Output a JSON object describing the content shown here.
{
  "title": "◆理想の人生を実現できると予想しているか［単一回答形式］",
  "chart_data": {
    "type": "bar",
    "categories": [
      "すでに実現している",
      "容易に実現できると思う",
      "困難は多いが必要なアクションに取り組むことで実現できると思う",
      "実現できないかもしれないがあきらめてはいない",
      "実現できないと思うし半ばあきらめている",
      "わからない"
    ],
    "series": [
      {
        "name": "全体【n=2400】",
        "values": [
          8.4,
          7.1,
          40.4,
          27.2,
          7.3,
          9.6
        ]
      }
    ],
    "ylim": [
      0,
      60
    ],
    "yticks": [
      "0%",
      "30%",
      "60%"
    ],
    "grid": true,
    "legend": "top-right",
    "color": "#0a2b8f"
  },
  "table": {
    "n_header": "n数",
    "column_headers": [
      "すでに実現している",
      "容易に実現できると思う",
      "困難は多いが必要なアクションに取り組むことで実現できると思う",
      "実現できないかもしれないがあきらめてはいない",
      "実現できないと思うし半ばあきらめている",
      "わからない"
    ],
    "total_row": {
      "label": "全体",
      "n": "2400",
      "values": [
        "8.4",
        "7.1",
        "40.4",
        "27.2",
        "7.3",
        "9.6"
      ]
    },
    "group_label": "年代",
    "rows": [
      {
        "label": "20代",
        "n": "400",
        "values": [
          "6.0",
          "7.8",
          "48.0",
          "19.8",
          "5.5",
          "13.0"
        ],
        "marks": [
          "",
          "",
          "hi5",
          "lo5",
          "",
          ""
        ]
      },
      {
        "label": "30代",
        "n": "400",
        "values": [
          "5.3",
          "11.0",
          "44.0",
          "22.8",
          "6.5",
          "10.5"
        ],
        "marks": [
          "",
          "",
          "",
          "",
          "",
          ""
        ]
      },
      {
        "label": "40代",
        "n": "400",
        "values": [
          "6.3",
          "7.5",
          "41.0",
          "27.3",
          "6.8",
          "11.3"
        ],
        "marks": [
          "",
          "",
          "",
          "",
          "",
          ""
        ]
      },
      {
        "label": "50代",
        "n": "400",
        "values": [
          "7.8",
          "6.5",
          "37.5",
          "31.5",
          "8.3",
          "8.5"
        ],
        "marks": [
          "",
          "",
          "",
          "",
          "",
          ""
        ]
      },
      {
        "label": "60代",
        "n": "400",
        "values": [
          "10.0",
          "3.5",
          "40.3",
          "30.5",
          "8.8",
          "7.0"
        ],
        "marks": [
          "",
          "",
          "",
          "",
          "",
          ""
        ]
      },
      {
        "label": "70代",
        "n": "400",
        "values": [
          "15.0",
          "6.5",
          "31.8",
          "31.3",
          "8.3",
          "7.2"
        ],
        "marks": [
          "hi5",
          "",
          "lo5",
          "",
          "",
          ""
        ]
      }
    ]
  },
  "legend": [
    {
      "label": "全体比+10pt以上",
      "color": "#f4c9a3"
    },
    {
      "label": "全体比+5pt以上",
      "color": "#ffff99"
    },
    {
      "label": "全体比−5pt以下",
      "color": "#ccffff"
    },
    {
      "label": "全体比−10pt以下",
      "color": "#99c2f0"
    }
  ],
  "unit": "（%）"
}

────────────────────────────────────────

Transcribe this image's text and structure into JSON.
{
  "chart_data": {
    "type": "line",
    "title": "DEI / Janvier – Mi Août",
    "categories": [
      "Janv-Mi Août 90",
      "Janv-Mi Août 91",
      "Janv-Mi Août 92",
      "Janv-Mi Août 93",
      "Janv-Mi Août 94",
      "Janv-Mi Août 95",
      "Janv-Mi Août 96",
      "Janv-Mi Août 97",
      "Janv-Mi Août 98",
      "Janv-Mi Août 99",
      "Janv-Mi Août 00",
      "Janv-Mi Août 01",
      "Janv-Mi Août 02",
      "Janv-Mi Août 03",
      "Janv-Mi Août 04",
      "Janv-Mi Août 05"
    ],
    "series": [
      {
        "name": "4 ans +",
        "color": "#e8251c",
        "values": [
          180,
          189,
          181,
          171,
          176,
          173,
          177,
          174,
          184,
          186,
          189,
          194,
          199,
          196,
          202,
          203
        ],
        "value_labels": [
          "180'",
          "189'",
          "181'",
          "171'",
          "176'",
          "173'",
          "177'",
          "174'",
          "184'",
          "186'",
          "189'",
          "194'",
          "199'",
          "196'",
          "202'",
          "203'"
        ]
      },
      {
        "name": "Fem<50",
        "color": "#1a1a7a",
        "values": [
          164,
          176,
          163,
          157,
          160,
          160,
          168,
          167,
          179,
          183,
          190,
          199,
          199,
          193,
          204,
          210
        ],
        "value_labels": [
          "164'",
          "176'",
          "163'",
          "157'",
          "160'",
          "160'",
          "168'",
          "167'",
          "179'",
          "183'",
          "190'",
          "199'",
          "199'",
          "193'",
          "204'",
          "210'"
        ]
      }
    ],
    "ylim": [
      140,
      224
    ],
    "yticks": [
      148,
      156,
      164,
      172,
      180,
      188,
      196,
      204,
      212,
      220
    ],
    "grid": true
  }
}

────────────────────────────────────────

-- AIM --
Extract lines where the string "JSON" occurs.

-- RESPONSE TO THIS TASK --
Output a JSON object describing the content shown here.
Transcribe this image's text and structure into JSON.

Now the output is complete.